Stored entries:
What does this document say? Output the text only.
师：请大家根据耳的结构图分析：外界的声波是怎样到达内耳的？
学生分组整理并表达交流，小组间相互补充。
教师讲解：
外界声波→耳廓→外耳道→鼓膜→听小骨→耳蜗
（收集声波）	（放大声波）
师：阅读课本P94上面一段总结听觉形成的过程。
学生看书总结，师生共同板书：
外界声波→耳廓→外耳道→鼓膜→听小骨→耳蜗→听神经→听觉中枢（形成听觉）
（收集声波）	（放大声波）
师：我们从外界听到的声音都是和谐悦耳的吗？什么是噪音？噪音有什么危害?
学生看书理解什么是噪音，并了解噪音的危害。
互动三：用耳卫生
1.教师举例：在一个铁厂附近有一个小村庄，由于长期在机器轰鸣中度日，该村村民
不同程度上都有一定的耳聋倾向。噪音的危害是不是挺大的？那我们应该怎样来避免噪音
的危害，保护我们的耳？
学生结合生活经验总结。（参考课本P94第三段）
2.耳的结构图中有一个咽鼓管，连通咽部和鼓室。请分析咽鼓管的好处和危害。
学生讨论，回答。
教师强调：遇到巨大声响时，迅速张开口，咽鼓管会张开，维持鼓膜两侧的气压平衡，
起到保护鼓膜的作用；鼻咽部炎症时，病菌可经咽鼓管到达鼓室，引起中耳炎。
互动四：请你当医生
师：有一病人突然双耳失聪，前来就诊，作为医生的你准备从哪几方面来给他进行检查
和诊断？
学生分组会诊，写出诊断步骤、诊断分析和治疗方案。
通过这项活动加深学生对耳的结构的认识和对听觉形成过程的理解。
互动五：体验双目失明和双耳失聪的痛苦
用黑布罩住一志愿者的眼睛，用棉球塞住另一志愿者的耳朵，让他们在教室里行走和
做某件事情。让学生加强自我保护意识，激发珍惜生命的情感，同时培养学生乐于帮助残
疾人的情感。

◆ STATED PROBLEM ◆
Print all of the data exactly as it was given.

◆ RIGHT ANSWER ◆
What does this document say? Output the text only.
师：请大家根据耳的结构图分析：外界的声波是怎样到达内耳的？
学生分组整理并表达交流，小组间相互补充。
教师讲解：
外界声波→耳廓→外耳道→鼓膜→听小骨→耳蜗
（收集声波）	（放大声波）
师：阅读课本P94上面一段总结听觉形成的过程。
学生看书总结，师生共同板书：
外界声波→耳廓→外耳道→鼓膜→听小骨→耳蜗→听神经→听觉中枢（形成听觉）
（收集声波）	（放大声波）
师：我们从外界听到的声音都是和谐悦耳的吗？什么是噪音？噪音有什么危害?
学生看书理解什么是噪音，并了解噪音的危害。
互动三：用耳卫生
1.教师举例：在一个铁厂附近有一个小村庄，由于长期在机器轰鸣中度日，该村村民
不同程度上都有一定的耳聋倾向。噪音的危害是不是挺大的？那我们应该怎样来避免噪音
的危害，保护我们的耳？
学生结合生活经验总结。（参考课本P94第三段）
2.耳的结构图中有一个咽鼓管，连通咽部和鼓室。请分析咽鼓管的好处和危害。
学生讨论，回答。
教师强调：遇到巨大声响时，迅速张开口，咽鼓管会张开，维持鼓膜两侧的气压平衡，
起到保护鼓膜的作用；鼻咽部炎症时，病菌可经咽鼓管到达鼓室，引起中耳炎。
互动四：请你当医生
师：有一病人突然双耳失聪，前来就诊，作为医生的你准备从哪几方面来给他进行检查
和诊断？
学生分组会诊，写出诊断步骤、诊断分析和治疗方案。
通过这项活动加深学生对耳的结构的认识和对听觉形成过程的理解。
互动五：体验双目失明和双耳失聪的痛苦
用黑布罩住一志愿者的眼睛，用棉球塞住另一志愿者的耳朵，让他们在教室里行走和
做某件事情。让学生加强自我保护意识，激发珍惜生命的情感，同时培养学生乐于帮助残
疾人的情感。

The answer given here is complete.